** START OF Data section **

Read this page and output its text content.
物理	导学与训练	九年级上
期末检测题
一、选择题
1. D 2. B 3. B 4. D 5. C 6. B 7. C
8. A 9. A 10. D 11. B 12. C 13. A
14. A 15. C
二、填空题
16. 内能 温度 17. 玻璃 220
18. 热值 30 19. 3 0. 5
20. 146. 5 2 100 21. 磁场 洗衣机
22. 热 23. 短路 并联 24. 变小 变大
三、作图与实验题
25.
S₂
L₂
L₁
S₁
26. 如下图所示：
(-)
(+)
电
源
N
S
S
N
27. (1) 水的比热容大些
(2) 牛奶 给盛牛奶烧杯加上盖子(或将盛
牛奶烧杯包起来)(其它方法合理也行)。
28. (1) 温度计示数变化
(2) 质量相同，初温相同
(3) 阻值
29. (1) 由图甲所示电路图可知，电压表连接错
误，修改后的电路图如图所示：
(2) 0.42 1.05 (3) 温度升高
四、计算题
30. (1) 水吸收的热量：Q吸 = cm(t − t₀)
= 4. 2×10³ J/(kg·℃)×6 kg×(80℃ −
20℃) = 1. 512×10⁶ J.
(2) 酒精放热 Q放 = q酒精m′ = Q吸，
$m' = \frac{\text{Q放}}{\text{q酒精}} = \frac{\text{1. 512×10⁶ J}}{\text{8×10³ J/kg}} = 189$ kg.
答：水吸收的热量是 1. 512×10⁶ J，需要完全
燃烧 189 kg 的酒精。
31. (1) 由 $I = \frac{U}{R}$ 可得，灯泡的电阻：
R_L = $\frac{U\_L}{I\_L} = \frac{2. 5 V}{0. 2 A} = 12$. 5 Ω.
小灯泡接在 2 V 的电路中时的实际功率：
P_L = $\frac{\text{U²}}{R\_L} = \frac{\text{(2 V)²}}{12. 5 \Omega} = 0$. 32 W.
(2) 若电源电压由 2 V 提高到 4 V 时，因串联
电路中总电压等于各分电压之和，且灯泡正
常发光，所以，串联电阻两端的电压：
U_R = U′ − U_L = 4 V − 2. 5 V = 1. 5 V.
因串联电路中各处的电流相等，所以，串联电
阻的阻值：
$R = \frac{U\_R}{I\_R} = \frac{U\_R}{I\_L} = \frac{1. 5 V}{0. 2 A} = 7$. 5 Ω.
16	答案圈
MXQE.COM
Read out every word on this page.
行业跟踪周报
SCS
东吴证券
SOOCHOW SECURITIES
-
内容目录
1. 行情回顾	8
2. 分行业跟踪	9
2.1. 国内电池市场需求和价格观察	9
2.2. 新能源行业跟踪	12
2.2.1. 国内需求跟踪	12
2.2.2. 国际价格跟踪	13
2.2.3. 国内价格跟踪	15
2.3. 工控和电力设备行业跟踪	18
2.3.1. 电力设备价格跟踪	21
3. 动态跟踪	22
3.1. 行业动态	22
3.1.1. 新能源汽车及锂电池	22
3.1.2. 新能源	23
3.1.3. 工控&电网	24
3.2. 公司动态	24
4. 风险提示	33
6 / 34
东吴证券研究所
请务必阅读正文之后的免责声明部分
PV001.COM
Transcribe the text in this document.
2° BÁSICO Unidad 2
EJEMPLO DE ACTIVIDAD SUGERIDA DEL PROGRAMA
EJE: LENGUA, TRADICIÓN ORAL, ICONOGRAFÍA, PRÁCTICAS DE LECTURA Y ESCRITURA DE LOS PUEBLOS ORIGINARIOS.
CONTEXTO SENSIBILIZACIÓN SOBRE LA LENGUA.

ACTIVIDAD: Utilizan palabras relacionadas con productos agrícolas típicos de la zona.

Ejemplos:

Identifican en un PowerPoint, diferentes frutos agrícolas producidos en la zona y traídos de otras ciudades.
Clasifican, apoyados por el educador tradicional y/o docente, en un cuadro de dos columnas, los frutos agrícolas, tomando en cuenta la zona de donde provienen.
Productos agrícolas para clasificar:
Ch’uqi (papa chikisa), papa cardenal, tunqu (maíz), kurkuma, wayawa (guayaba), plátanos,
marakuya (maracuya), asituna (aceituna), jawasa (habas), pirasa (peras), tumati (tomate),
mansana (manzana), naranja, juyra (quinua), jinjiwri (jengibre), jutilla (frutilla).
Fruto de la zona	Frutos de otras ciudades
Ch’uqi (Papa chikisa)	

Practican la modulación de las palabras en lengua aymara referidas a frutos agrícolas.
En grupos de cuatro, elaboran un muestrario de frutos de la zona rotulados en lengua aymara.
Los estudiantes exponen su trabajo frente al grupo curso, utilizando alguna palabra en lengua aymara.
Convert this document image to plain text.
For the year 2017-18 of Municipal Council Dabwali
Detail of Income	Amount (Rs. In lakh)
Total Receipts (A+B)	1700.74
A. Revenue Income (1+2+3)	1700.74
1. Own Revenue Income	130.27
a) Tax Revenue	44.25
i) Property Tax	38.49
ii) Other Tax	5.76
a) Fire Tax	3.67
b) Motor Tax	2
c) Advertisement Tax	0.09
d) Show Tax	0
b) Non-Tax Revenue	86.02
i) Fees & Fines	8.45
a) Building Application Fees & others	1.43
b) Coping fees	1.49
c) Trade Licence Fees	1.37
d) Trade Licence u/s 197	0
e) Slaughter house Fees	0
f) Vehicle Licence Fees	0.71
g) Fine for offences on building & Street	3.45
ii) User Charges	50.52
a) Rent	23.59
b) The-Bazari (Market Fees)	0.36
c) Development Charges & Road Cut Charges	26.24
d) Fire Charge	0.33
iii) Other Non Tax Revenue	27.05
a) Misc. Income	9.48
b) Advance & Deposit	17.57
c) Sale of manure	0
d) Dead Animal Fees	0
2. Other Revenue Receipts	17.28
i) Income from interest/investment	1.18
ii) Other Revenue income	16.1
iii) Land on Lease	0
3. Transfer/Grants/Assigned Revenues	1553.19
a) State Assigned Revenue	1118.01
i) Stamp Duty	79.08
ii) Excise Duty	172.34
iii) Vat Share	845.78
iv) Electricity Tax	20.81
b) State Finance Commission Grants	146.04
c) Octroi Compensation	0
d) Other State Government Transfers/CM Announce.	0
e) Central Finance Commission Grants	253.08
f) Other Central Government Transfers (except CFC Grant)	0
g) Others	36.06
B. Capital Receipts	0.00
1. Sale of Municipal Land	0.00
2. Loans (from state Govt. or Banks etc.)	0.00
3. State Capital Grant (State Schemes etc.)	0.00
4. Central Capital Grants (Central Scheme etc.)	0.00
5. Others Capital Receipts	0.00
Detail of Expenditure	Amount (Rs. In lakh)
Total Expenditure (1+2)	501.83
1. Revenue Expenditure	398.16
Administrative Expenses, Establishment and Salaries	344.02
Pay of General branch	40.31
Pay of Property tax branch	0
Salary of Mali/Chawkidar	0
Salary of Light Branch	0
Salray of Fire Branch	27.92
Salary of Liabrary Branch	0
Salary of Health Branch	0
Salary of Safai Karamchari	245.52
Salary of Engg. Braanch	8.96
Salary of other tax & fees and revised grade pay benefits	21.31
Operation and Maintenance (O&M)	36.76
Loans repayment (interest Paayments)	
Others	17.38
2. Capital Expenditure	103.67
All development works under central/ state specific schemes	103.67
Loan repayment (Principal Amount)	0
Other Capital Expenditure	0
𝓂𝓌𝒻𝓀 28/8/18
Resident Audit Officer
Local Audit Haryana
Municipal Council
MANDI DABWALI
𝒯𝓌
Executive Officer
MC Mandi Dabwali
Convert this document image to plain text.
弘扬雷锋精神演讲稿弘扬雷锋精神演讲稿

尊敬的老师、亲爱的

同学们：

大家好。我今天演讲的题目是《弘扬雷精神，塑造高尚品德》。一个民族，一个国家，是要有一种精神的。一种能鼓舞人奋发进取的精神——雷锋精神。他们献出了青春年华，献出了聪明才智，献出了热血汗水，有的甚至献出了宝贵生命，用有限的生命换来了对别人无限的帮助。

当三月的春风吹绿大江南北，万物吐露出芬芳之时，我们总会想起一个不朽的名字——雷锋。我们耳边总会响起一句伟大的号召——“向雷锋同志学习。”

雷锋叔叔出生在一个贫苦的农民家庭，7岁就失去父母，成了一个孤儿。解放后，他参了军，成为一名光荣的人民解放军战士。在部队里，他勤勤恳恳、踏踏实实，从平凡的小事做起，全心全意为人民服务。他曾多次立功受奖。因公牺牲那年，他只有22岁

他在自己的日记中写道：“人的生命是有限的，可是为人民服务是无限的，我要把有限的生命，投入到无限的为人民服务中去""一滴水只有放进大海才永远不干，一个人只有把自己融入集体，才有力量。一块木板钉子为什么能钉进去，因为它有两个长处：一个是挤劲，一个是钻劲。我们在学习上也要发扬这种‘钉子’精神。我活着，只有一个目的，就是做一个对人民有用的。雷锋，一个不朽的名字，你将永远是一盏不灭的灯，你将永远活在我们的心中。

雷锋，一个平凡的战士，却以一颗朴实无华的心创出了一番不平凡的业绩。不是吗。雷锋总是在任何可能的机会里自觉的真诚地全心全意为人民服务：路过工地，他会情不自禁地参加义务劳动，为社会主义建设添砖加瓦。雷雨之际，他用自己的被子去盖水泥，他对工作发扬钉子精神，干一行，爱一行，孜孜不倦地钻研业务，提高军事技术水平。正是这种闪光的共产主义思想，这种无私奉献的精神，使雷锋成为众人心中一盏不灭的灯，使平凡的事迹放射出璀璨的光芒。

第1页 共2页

** END OF Data section **

▶ Required task: Using the material above, count the lines containing the word "Grants". Reply with the number alone.

▶ Result of this task: 4